Records from a data collection
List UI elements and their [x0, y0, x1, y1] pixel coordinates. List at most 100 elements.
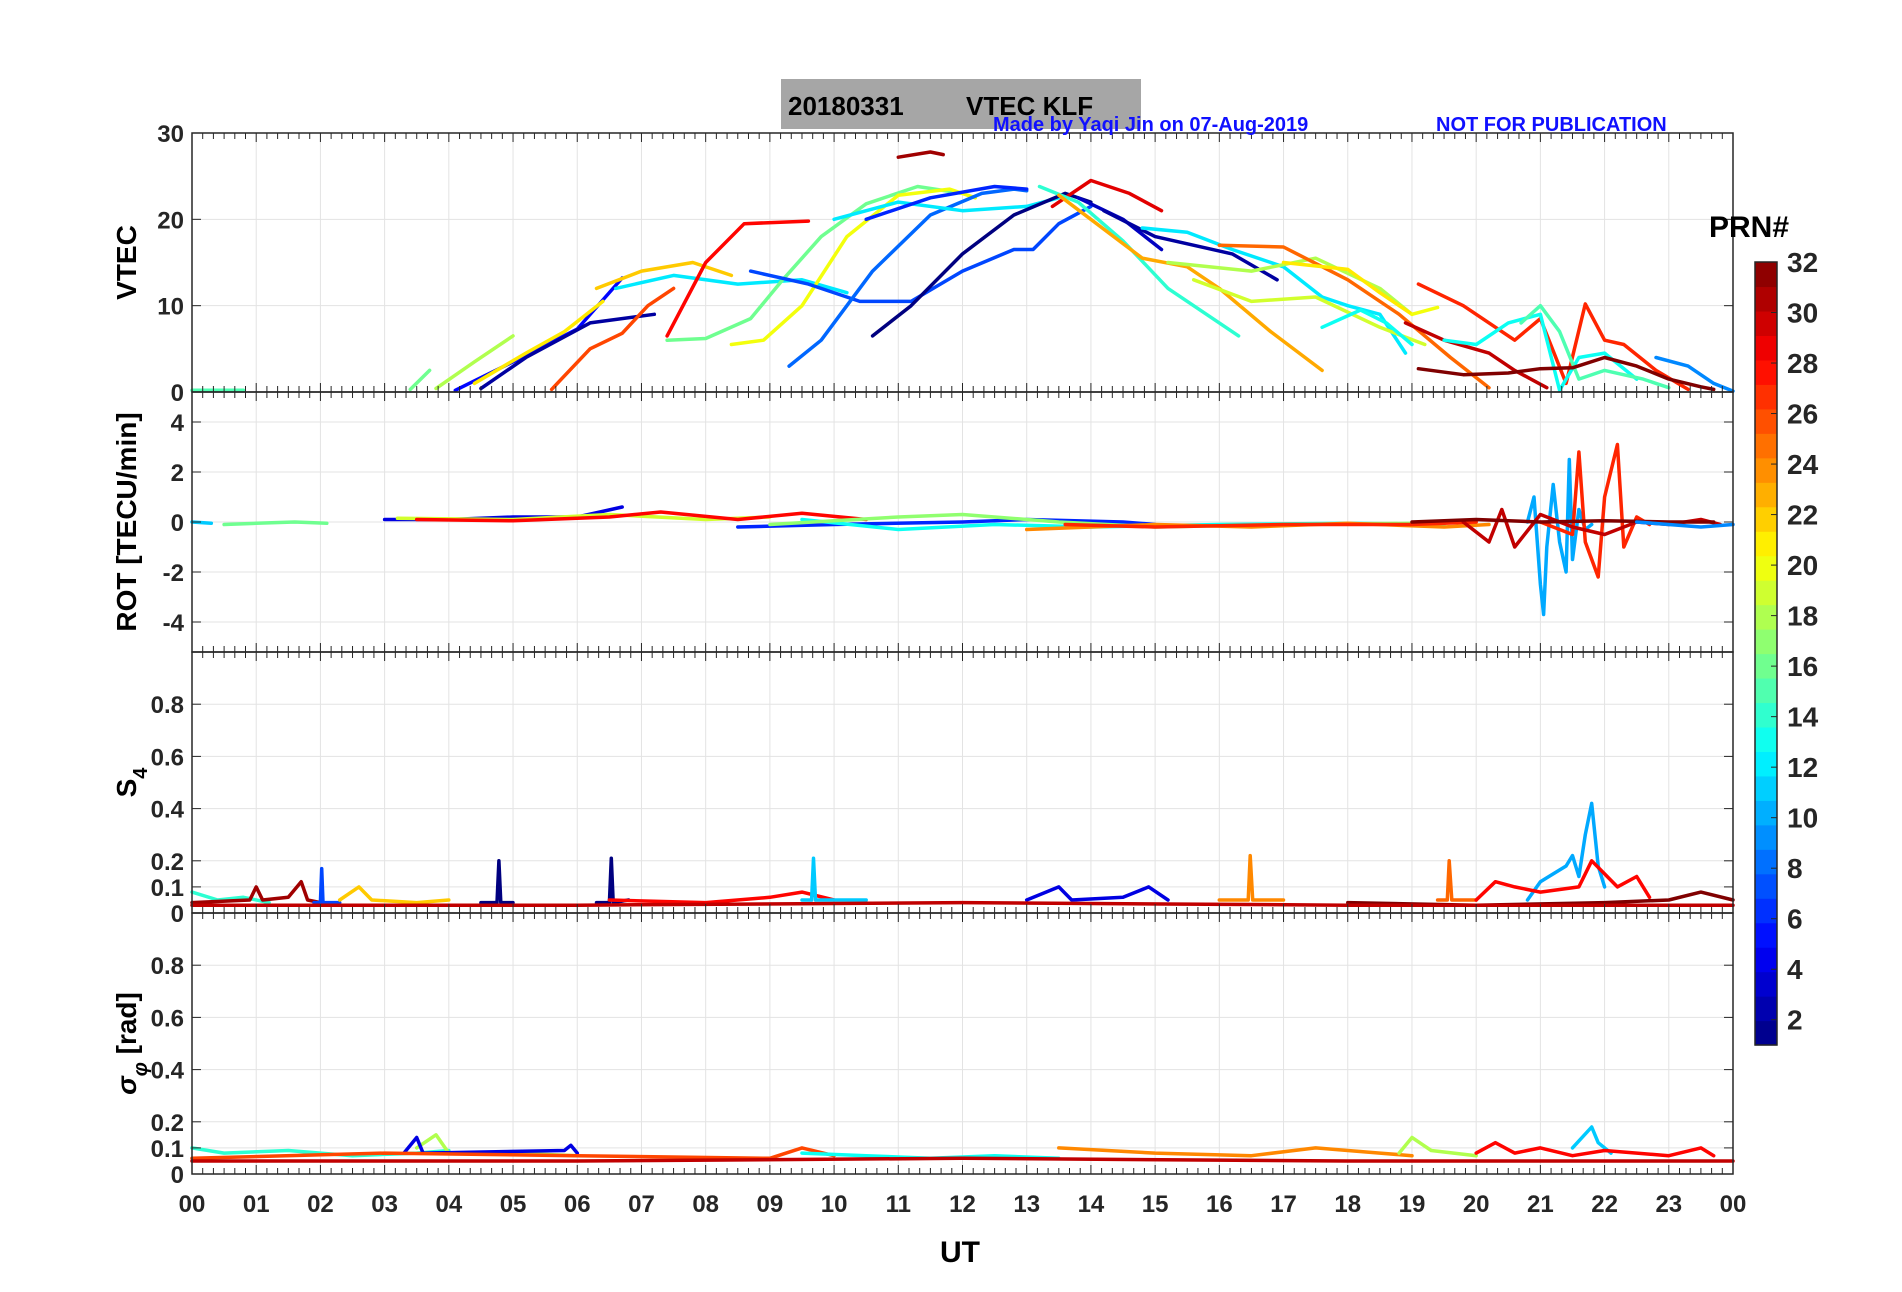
x-tick-label: 04	[435, 1191, 462, 1218]
x-tick-label: 08	[692, 1191, 719, 1218]
series-line-prn-14	[190, 890, 271, 905]
colorbar-segment	[1755, 580, 1777, 606]
colorbar-tick-label: 22	[1787, 500, 1818, 531]
x-tick-label: 19	[1399, 1191, 1426, 1218]
colorbar-segment	[1755, 824, 1777, 850]
series-line-prn-22	[594, 260, 734, 291]
y-axis-label: σφ [rad]	[111, 992, 152, 1095]
colorbar-tick-label: 24	[1787, 449, 1819, 480]
colorbar-segment	[1755, 996, 1777, 1022]
series-line-prn-9	[1634, 520, 1735, 529]
x-tick-label: 05	[500, 1191, 527, 1218]
colorbar-segment	[1755, 873, 1777, 899]
colorbar-segment	[1755, 971, 1777, 997]
y-tick-label: 0.6	[151, 744, 184, 771]
y-tick-label: 0	[171, 901, 184, 928]
series-line-prn-16	[222, 520, 329, 527]
series-line-prn-13	[1442, 312, 1639, 393]
series-line-prn-13	[1320, 308, 1414, 347]
x-tick-label: 16	[1206, 1191, 1233, 1218]
colorbar-segment	[1755, 726, 1777, 752]
series-line-prn-25	[1217, 243, 1491, 390]
x-tick-label: 10	[821, 1191, 848, 1218]
y-tick-label: 0.1	[151, 875, 184, 902]
x-tick-label: 13	[1013, 1191, 1040, 1218]
y-tick-label: 30	[157, 121, 184, 148]
series-line-prn-26	[190, 1146, 836, 1161]
series-line-prn-32	[1416, 355, 1716, 392]
series-line-prn-7	[748, 204, 1093, 304]
x-tick-label: 01	[243, 1191, 270, 1218]
x-tick-label: 06	[564, 1191, 591, 1218]
colorbar-tick-label: 12	[1787, 752, 1818, 783]
y-tick-label: 20	[157, 207, 184, 234]
colorbar-segment	[1755, 506, 1777, 532]
colorbar-segment	[1755, 629, 1777, 655]
colorbar-segment	[1755, 555, 1777, 581]
y-tick-label: 10	[157, 294, 184, 321]
colorbar-segment	[1755, 531, 1777, 557]
series-line-prn-24	[1057, 1146, 1414, 1158]
series-line-prn-31	[190, 879, 323, 905]
colorbar-segment	[1755, 359, 1777, 385]
series-line-prn-31	[896, 150, 945, 159]
colorbar-tick-label: 20	[1787, 550, 1818, 581]
series-line-prn-10	[1525, 801, 1607, 902]
y-tick-label: 0.4	[151, 797, 185, 824]
series-line-prn-26	[549, 286, 676, 392]
colorbar-segment	[1755, 751, 1777, 777]
series-line-prn-28	[665, 219, 811, 338]
series-line-prn-29	[1050, 178, 1164, 213]
series-line-prn-18	[1397, 1135, 1478, 1158]
colorbar-segment	[1755, 408, 1777, 434]
colorbar-segment	[1755, 775, 1777, 801]
series-line-prn-21	[472, 299, 605, 386]
series-line-prn-4	[1024, 885, 1170, 902]
colorbar-segment	[1755, 335, 1777, 361]
colorbar-segment	[1755, 384, 1777, 410]
colorbar-segment	[1755, 286, 1777, 312]
y-tick-label: 0.6	[151, 1005, 184, 1032]
y-tick-label: -2	[163, 560, 184, 587]
series-line-prn-16	[408, 368, 432, 392]
colorbar-tick-label: 32	[1787, 247, 1818, 278]
colorbar-tick-label: 10	[1787, 803, 1818, 834]
colorbar-segment	[1755, 849, 1777, 875]
colorbar-segment	[1755, 702, 1777, 728]
series-line-prn-18	[434, 334, 515, 391]
series-line-prn-18	[1166, 256, 1414, 317]
series-line-prn-2	[1102, 208, 1279, 282]
series-line-prn-4	[402, 1135, 580, 1155]
x-tick-label: 03	[371, 1191, 398, 1218]
colorbar-tick-label: 28	[1787, 348, 1818, 379]
series-line-prn-22	[337, 885, 451, 905]
series-line-prn-11	[800, 856, 868, 902]
series-line-prn-6	[864, 184, 1029, 222]
series-line-prn-11	[1570, 1125, 1613, 1155]
x-tick-label: 20	[1463, 1191, 1490, 1218]
y-tick-label: 0	[171, 510, 184, 537]
y-tick-label: 0.2	[151, 849, 184, 876]
colorbar-tick-label: 14	[1787, 702, 1819, 733]
series-line-prn-1	[479, 859, 515, 905]
series-line-prn-12	[1140, 226, 1408, 355]
colorbar-tick-label: 6	[1787, 904, 1803, 935]
title-date: 20180331	[788, 91, 904, 121]
x-tick-label: 21	[1527, 1191, 1554, 1218]
y-tick-label: 0	[171, 1162, 184, 1189]
colorbar-tick-label: 2	[1787, 1005, 1803, 1036]
colorbar-tick-label: 30	[1787, 298, 1818, 329]
panel-sigma_phi: 00.10.2 0.4 0.6 0.8 σφ [rad]	[111, 912, 1735, 1189]
y-tick-label: 2	[171, 460, 184, 487]
series-line-prn-16	[665, 184, 965, 342]
x-tick-label: 00	[179, 1191, 206, 1218]
series-line-prn-24	[1217, 853, 1286, 902]
y-tick-label: -4	[163, 610, 185, 637]
colorbar-segment	[1755, 653, 1777, 679]
x-tick-label: 02	[307, 1191, 334, 1218]
series-line-prn-10	[1525, 457, 1594, 617]
series-line-prn-30	[190, 1156, 1735, 1163]
series-line-prn-28	[1474, 1140, 1716, 1158]
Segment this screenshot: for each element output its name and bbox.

- _What is asked_:
Update the part of the records that opens with the line containing "1191, 462, 1218]" and closes with the line containing "520, 329, 527]", substituting "x-axis-tick-label" for every "x-tick-label". Leave all else unchanged and give only those lines.

- _Reply to the exercise_:
x-axis-tick-label: 04	[435, 1191, 462, 1218]
x-axis-tick-label: 08	[692, 1191, 719, 1218]
series-line-prn-14	[190, 890, 271, 905]
colorbar-segment	[1755, 580, 1777, 606]
colorbar-tick-label: 22	[1787, 500, 1818, 531]
x-axis-tick-label: 19	[1399, 1191, 1426, 1218]
colorbar-segment	[1755, 824, 1777, 850]
series-line-prn-22	[594, 260, 734, 291]
y-axis-label: σφ [rad]	[111, 992, 152, 1095]
colorbar-tick-label: 24	[1787, 449, 1819, 480]
colorbar-segment	[1755, 996, 1777, 1022]
series-line-prn-9	[1634, 520, 1735, 529]
x-axis-tick-label: 05	[500, 1191, 527, 1218]
colorbar-segment	[1755, 873, 1777, 899]
colorbar-segment	[1755, 971, 1777, 997]
y-tick-label: 0.6	[151, 744, 184, 771]
y-tick-label: 0	[171, 901, 184, 928]
series-line-prn-16	[222, 520, 329, 527]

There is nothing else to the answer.